*WRITTEN EXERCISE:* Return each line of the records holding the string "text".

*DATA ENTRIES:*
┄┄┄┄┄┄
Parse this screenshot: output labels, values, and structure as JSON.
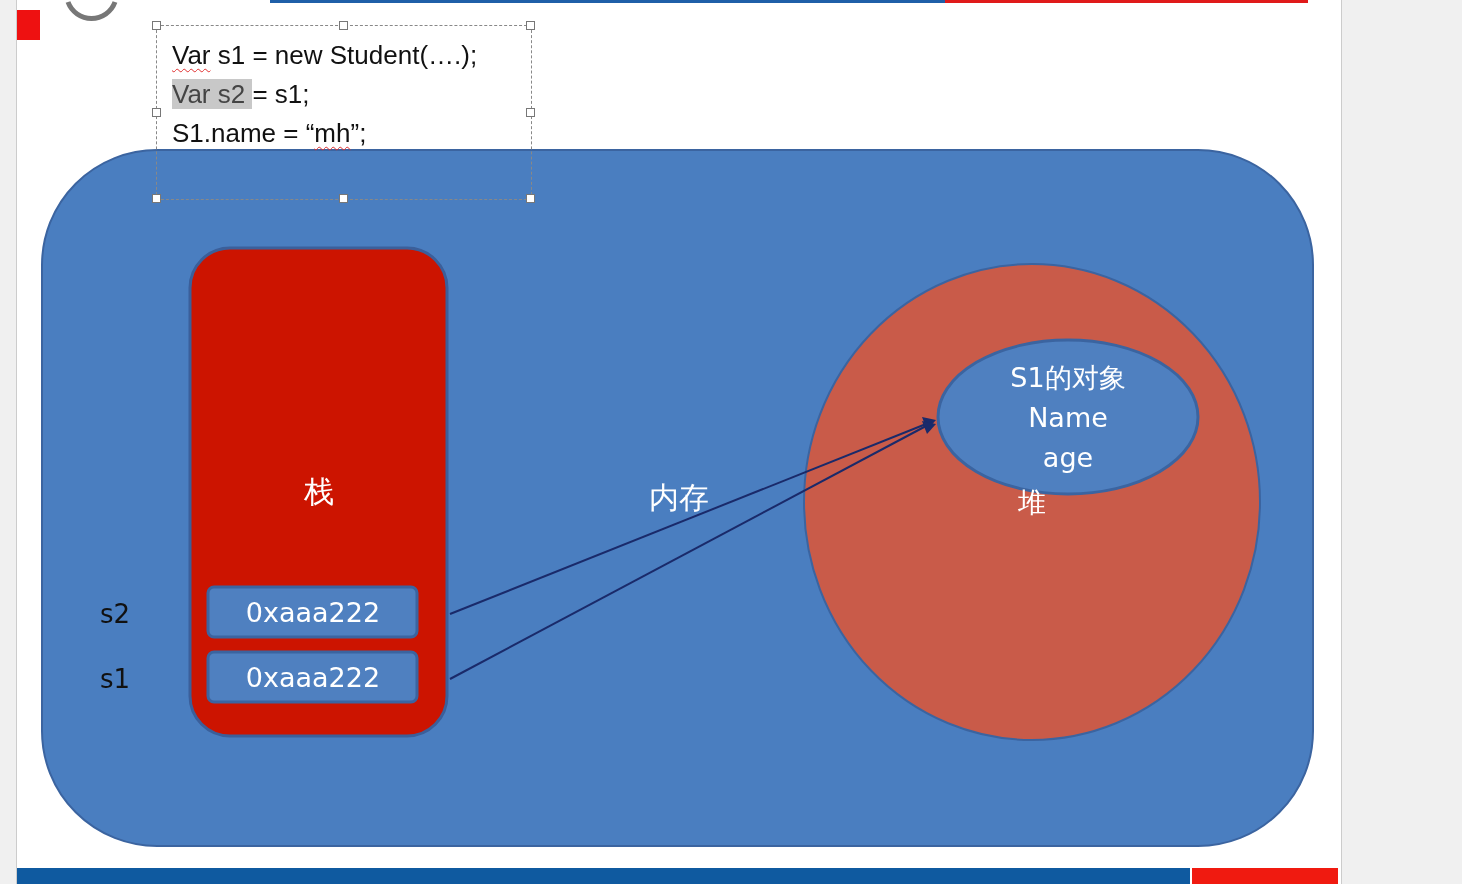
{
  "code_box": {
    "selected": true,
    "lines": [
      [
        {
          "text": "Var",
          "kind": "misspelled"
        },
        {
          "text": " s1 = new Student(….);",
          "kind": "plain"
        }
      ],
      [
        {
          "text": "Var s2 ",
          "kind": "highlighted"
        },
        {
          "text": "= s1;",
          "kind": "plain"
        }
      ],
      [
        {
          "text": "S1.name = “",
          "kind": "plain"
        },
        {
          "text": "mh",
          "kind": "misspelled"
        },
        {
          "text": "”;",
          "kind": "plain"
        }
      ]
    ]
  },
  "diagram": {
    "memory_label": "内存",
    "stack": {
      "label": "栈",
      "slots": [
        {
          "name": "s2",
          "value": "0xaaa222"
        },
        {
          "name": "s1",
          "value": "0xaaa222"
        }
      ]
    },
    "heap": {
      "label": "堆",
      "object_lines": [
        "S1的对象",
        "Name",
        "age"
      ]
    }
  }
}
┄┄┄┄┄┄
*TASK ANSWER:*
          "text": "Var",
          "text": " s1 = new Student(….);",
          "text": "Var s2 ",
          "text": "= s1;",
          "text": "S1.name = “",
          "text": "mh",
          "text": "”;",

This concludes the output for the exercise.